**What to produce**
Print all the entries verbatim.

****

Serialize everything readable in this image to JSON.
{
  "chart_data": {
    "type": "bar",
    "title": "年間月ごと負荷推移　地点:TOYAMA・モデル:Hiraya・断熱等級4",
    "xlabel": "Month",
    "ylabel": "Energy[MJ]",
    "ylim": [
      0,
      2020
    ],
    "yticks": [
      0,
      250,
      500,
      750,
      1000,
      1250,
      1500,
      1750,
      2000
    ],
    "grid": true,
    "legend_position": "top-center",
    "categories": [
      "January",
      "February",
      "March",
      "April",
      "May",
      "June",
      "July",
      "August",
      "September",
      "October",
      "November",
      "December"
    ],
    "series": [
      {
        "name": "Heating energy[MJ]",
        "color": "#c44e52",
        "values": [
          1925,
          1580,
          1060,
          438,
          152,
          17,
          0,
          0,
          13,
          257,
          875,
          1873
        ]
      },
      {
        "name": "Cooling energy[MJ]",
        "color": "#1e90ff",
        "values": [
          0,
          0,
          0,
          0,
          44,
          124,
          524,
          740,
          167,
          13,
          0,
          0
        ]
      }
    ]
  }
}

****

**Written response**
Serialize everything readable in this image to JSON.
{
  "chart_data": {
    "type": "bar",
    "title": "年間月ごと負荷推移　地点:TOYAMA・モデル:Hiraya・断熱等級4",
    "xlabel": "Month",
    "ylabel": "Energy[MJ]",
    "ylim": [
      0,
      2020
    ],
    "yticks": [
      0,
      250,
      500,
      750,
      1000,
      1250,
      1500,
      1750,
      2000
    ],
    "grid": true,
    "legend_position": "top-center",
    "categories": [
      "January",
      "February",
      "March",
      "April",
      "May",
      "June",
      "July",
      "August",
      "September",
      "October",
      "November",
      "December"
    ],
    "series": [
      {
        "name": "Heating energy[MJ]",
        "color": "#c44e52",
        "values": [
          1925,
          1580,
          1060,
          438,
          152,
          17,
          0,
          0,
          13,
          257,
          875,
          1873
        ]
      },
      {
        "name": "Cooling energy[MJ]",
        "color": "#1e90ff",
        "values": [
          0,
          0,
          0,
          0,
          44,
          124,
          524,
          740,
          167,
          13,
          0,
          0
        ]
      }
    ]
  }
}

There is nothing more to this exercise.